--- AIM OF THE TASK ---
Copy the lines holding the word "ruler", all of them.

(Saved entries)
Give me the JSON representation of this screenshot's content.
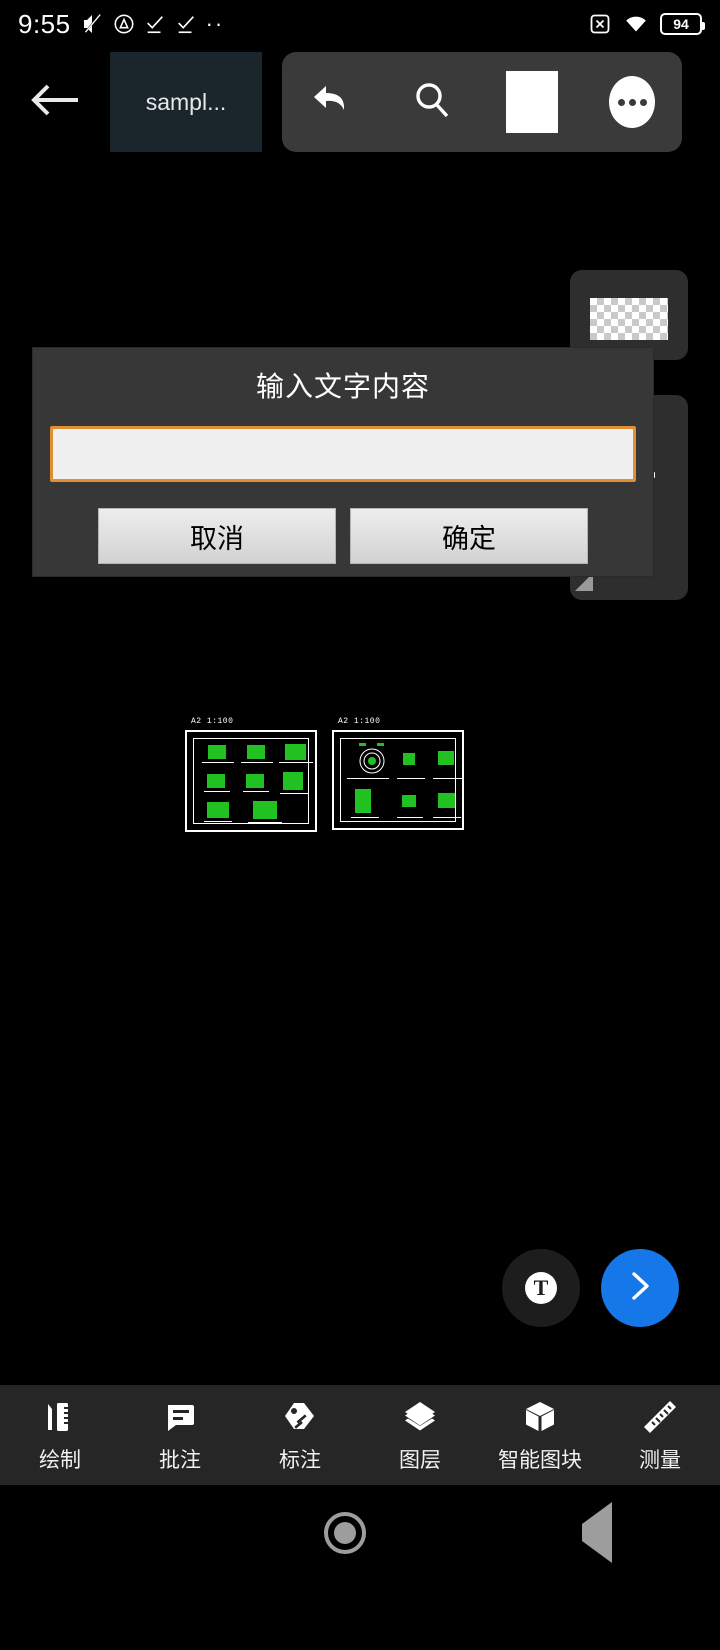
{
  "status_bar": {
    "time": "9:55",
    "battery_level": "94",
    "icons_left": [
      "mute-icon",
      "triangle-drive-icon",
      "check-task-icon",
      "check-task-icon",
      "more-dots-icon"
    ],
    "icons_right": [
      "sim-disabled-icon",
      "wifi-icon",
      "battery-icon"
    ]
  },
  "top_bar": {
    "back_icon": "back-arrow-icon",
    "tab_label": "sampl...",
    "tools": [
      {
        "name": "undo-icon",
        "label": "Undo"
      },
      {
        "name": "search-icon",
        "label": "Search"
      },
      {
        "name": "white-square-icon",
        "label": "Canvas"
      },
      {
        "name": "more-icon",
        "label": "More"
      }
    ]
  },
  "dialog": {
    "title": "输入文字内容",
    "input_value": "",
    "input_placeholder": "",
    "cancel_label": "取消",
    "confirm_label": "确定",
    "accent_color": "#e08f33",
    "background_color": "#373737"
  },
  "side_panel": {
    "swatch": "transparent-checker-swatch",
    "line_widths": [
      "thin",
      "thick",
      "thin",
      "thin"
    ],
    "resize_handle": "resize-handle-icon"
  },
  "canvas": {
    "sheets": [
      {
        "label": "A2 1:100"
      },
      {
        "label": "A2 1:100"
      }
    ],
    "drawing_color": "#22c122"
  },
  "fabs": [
    {
      "name": "text-tool-fab",
      "glyph": "T",
      "color": "#1d1d1d"
    },
    {
      "name": "next-fab",
      "glyph": "›",
      "color": "#1577e8"
    }
  ],
  "bottom_nav": {
    "items": [
      {
        "label": "绘制",
        "icon": "pencil-ruler-icon"
      },
      {
        "label": "批注",
        "icon": "comment-icon"
      },
      {
        "label": "标注",
        "icon": "tag-icon"
      },
      {
        "label": "图层",
        "icon": "layers-icon"
      },
      {
        "label": "智能图块",
        "icon": "block-3d-icon"
      },
      {
        "label": "测量",
        "icon": "measure-ruler-icon"
      }
    ]
  },
  "system_nav": {
    "recent": "recents-square-icon",
    "home": "home-circle-icon",
    "back": "back-triangle-icon"
  }
}
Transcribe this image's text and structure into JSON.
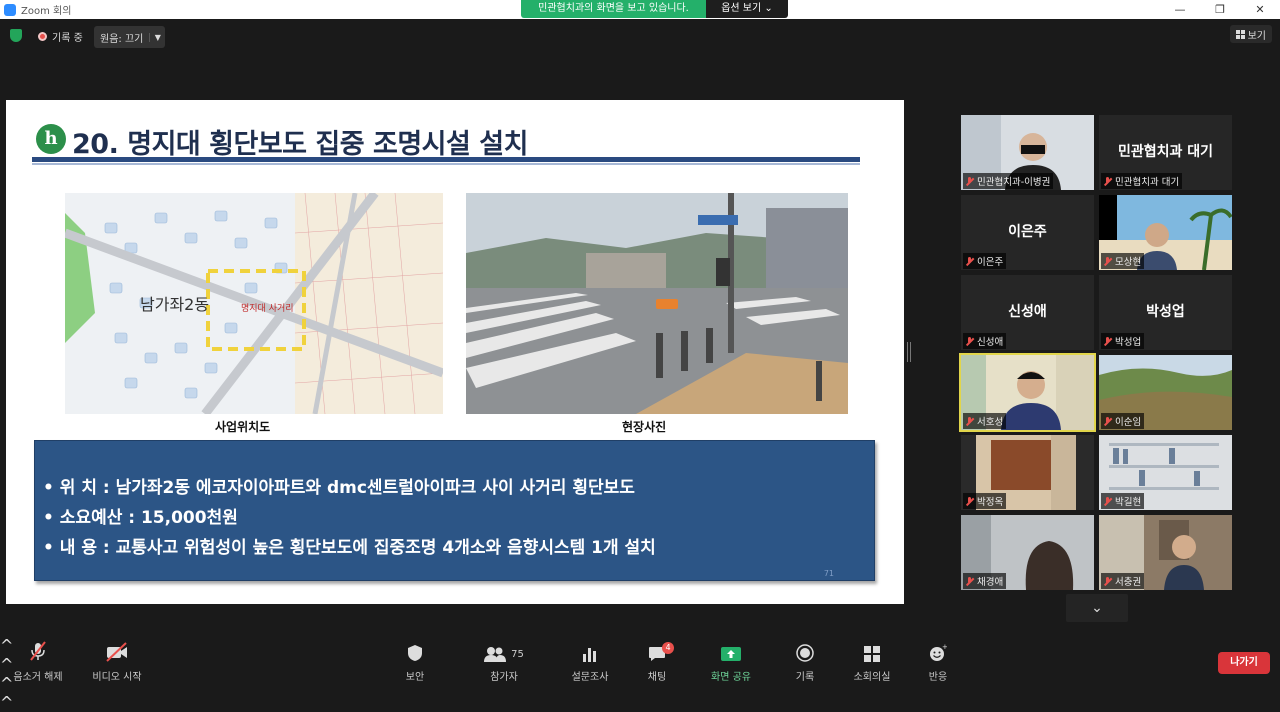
{
  "window": {
    "title": "Zoom 회의",
    "minimize": "—",
    "maximize": "❐",
    "close": "✕"
  },
  "share_banner": {
    "message": "민관협치과의 화면을 보고 있습니다.",
    "options": "옵션 보기 ⌄"
  },
  "status": {
    "recording": "기록 중",
    "audio_label": "원음: 끄기",
    "view_label": "보기"
  },
  "slide": {
    "logo_letter": "h",
    "title": "20. 명지대 횡단보도 집중 조명시설 설치",
    "map_label_area": "남가좌2동",
    "map_label_site": "명지대 사거리",
    "caption_map": "사업위치도",
    "caption_photo": "현장사진",
    "lines": [
      "• 위      치 : 남가좌2동 에코자이아파트와 dmc센트럴아이파크 사이 사거리 횡단보도",
      "• 소요예산 : 15,000천원",
      "• 내      용 : 교통사고 위험성이 높은 횡단보도에 집중조명 4개소와 음향시스템 1개 설치"
    ],
    "page_number": "71"
  },
  "gallery": [
    {
      "name": "민관협치과-이병권",
      "big": "",
      "video": true,
      "scene": "person1"
    },
    {
      "name": "민관협치과 대기",
      "big": "민관협치과 대기",
      "video": false
    },
    {
      "name": "이은주",
      "big": "이은주",
      "video": false
    },
    {
      "name": "모상현",
      "big": "",
      "video": true,
      "scene": "beach"
    },
    {
      "name": "신성애",
      "big": "신성애",
      "video": false
    },
    {
      "name": "박성업",
      "big": "박성업",
      "video": false
    },
    {
      "name": "서호성",
      "big": "",
      "video": true,
      "scene": "person2",
      "active": true
    },
    {
      "name": "이순임",
      "big": "",
      "video": true,
      "scene": "hill"
    },
    {
      "name": "박정옥",
      "big": "",
      "video": true,
      "scene": "room"
    },
    {
      "name": "박길현",
      "big": "",
      "video": true,
      "scene": "shelf"
    },
    {
      "name": "채경애",
      "big": "",
      "video": true,
      "scene": "person3"
    },
    {
      "name": "서충권",
      "big": "",
      "video": true,
      "scene": "person4"
    }
  ],
  "more_label": "⌄",
  "toolbar": {
    "mute": "음소거 해제",
    "video": "비디오 시작",
    "security": "보안",
    "participants": "참가자",
    "participant_count": "75",
    "polls": "설문조사",
    "chat": "채팅",
    "chat_badge": "4",
    "share": "화면 공유",
    "record": "기록",
    "breakout": "소회의실",
    "reactions": "반응",
    "leave": "나가기"
  }
}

--- EXERCISE OUTPUT ---
        "icon": "pencil-ruler-icon"
        "icon": "measure-ruler-icon"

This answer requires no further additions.